= Goal of the exercise =
Write out all of the data without omission, exactly as shown.

-- START Extracted material --

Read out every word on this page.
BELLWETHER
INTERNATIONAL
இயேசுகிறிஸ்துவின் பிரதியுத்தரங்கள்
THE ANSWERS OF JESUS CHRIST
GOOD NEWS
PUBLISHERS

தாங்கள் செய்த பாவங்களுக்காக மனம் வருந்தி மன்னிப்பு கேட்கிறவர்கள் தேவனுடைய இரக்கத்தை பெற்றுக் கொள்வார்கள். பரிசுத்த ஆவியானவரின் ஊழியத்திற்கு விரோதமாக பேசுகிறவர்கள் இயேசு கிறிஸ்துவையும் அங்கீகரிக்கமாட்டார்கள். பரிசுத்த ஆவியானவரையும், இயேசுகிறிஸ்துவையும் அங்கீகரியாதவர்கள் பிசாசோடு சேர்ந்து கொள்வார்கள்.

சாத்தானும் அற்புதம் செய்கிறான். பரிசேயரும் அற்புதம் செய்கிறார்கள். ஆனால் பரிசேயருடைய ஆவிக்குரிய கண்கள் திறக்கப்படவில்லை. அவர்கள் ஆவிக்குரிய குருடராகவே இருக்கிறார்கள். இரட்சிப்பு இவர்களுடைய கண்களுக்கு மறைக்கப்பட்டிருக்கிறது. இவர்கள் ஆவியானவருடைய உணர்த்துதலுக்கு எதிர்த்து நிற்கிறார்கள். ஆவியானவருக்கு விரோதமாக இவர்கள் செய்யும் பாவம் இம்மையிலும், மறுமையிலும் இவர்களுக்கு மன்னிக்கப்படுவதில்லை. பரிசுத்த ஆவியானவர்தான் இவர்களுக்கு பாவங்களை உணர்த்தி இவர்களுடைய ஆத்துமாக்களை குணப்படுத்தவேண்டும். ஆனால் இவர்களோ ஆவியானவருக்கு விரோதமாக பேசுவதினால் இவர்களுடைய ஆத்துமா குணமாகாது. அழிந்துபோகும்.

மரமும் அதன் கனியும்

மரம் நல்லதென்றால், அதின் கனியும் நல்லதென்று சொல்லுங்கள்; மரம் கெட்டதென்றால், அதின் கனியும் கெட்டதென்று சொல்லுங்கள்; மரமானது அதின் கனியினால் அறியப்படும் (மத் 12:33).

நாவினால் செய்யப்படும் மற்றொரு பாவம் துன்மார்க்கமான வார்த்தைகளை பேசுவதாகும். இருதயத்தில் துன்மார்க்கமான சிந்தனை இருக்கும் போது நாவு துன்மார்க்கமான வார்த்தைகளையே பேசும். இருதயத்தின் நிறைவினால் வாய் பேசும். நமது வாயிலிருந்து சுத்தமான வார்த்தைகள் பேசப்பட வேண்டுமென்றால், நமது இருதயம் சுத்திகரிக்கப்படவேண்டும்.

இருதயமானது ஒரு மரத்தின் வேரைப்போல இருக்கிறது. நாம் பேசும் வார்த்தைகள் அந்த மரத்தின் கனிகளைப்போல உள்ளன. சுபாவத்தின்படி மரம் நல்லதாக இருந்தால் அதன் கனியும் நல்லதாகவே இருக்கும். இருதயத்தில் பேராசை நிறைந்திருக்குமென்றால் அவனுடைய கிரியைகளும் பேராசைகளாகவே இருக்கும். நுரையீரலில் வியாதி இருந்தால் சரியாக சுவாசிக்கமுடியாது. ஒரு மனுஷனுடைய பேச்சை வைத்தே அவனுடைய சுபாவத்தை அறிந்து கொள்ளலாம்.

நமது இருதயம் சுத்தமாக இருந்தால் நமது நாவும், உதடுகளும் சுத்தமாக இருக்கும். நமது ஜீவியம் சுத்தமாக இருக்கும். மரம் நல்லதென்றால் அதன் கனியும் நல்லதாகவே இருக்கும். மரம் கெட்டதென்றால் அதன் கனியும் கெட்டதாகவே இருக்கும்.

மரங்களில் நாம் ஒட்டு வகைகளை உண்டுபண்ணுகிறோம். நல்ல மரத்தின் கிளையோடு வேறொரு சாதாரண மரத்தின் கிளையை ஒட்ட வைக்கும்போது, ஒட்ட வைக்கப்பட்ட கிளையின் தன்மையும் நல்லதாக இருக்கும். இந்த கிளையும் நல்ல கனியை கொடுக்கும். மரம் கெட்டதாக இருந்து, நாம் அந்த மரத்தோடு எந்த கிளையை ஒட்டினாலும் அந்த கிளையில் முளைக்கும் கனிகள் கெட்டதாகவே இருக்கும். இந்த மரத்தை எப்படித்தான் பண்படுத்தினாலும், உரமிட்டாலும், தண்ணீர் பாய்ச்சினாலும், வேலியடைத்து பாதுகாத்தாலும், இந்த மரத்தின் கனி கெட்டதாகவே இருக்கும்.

-- END Extracted material --

= Expected answer =
Read out every word on this page.
BELLWETHER
INTERNATIONAL
இயேசுகிறிஸ்துவின் பிரதியுத்தரங்கள்
THE ANSWERS OF JESUS CHRIST
GOOD NEWS
PUBLISHERS

தாங்கள் செய்த பாவங்களுக்காக மனம் வருந்தி மன்னிப்பு கேட்கிறவர்கள் தேவனுடைய இரக்கத்தை பெற்றுக் கொள்வார்கள். பரிசுத்த ஆவியானவரின் ஊழியத்திற்கு விரோதமாக பேசுகிறவர்கள் இயேசு கிறிஸ்துவையும் அங்கீகரிக்கமாட்டார்கள். பரிசுத்த ஆவியானவரையும், இயேசுகிறிஸ்துவையும் அங்கீகரியாதவர்கள் பிசாசோடு சேர்ந்து கொள்வார்கள்.

சாத்தானும் அற்புதம் செய்கிறான். பரிசேயரும் அற்புதம் செய்கிறார்கள். ஆனால் பரிசேயருடைய ஆவிக்குரிய கண்கள் திறக்கப்படவில்லை. அவர்கள் ஆவிக்குரிய குருடராகவே இருக்கிறார்கள். இரட்சிப்பு இவர்களுடைய கண்களுக்கு மறைக்கப்பட்டிருக்கிறது. இவர்கள் ஆவியானவருடைய உணர்த்துதலுக்கு எதிர்த்து நிற்கிறார்கள். ஆவியானவருக்கு விரோதமாக இவர்கள் செய்யும் பாவம் இம்மையிலும், மறுமையிலும் இவர்களுக்கு மன்னிக்கப்படுவதில்லை. பரிசுத்த ஆவியானவர்தான் இவர்களுக்கு பாவங்களை உணர்த்தி இவர்களுடைய ஆத்துமாக்களை குணப்படுத்தவேண்டும். ஆனால் இவர்களோ ஆவியானவருக்கு விரோதமாக பேசுவதினால் இவர்களுடைய ஆத்துமா குணமாகாது. அழிந்துபோகும்.

மரமும் அதன் கனியும்

மரம் நல்லதென்றால், அதின் கனியும் நல்லதென்று சொல்லுங்கள்; மரம் கெட்டதென்றால், அதின் கனியும் கெட்டதென்று சொல்லுங்கள்; மரமானது அதின் கனியினால் அறியப்படும் (மத் 12:33).

நாவினால் செய்யப்படும் மற்றொரு பாவம் துன்மார்க்கமான வார்த்தைகளை பேசுவதாகும். இருதயத்தில் துன்மார்க்கமான சிந்தனை இருக்கும் போது நாவு துன்மார்க்கமான வார்த்தைகளையே பேசும். இருதயத்தின் நிறைவினால் வாய் பேசும். நமது வாயிலிருந்து சுத்தமான வார்த்தைகள் பேசப்பட வேண்டுமென்றால், நமது இருதயம் சுத்திகரிக்கப்படவேண்டும்.

இருதயமானது ஒரு மரத்தின் வேரைப்போல இருக்கிறது. நாம் பேசும் வார்த்தைகள் அந்த மரத்தின் கனிகளைப்போல உள்ளன. சுபாவத்தின்படி மரம் நல்லதாக இருந்தால் அதன் கனியும் நல்லதாகவே இருக்கும். இருதயத்தில் பேராசை நிறைந்திருக்குமென்றால் அவனுடைய கிரியைகளும் பேராசைகளாகவே இருக்கும். நுரையீரலில் வியாதி இருந்தால் சரியாக சுவாசிக்கமுடியாது. ஒரு மனுஷனுடைய பேச்சை வைத்தே அவனுடைய சுபாவத்தை அறிந்து கொள்ளலாம்.

நமது இருதயம் சுத்தமாக இருந்தால் நமது நாவும், உதடுகளும் சுத்தமாக இருக்கும். நமது ஜீவியம் சுத்தமாக இருக்கும். மரம் நல்லதென்றால் அதன் கனியும் நல்லதாகவே இருக்கும். மரம் கெட்டதென்றால் அதன் கனியும் கெட்டதாகவே இருக்கும்.

மரங்களில் நாம் ஒட்டு வகைகளை உண்டுபண்ணுகிறோம். நல்ல மரத்தின் கிளையோடு வேறொரு சாதாரண மரத்தின் கிளையை ஒட்ட வைக்கும்போது, ஒட்ட வைக்கப்பட்ட கிளையின் தன்மையும் நல்லதாக இருக்கும். இந்த கிளையும் நல்ல கனியை கொடுக்கும். மரம் கெட்டதாக இருந்து, நாம் அந்த மரத்தோடு எந்த கிளையை ஒட்டினாலும் அந்த கிளையில் முளைக்கும் கனிகள் கெட்டதாகவே இருக்கும். இந்த மரத்தை எப்படித்தான் பண்படுத்தினாலும், உரமிட்டாலும், தண்ணீர் பாய்ச்சினாலும், வேலியடைத்து பாதுகாத்தாலும், இந்த மரத்தின் கனி கெட்டதாகவே இருக்கும்.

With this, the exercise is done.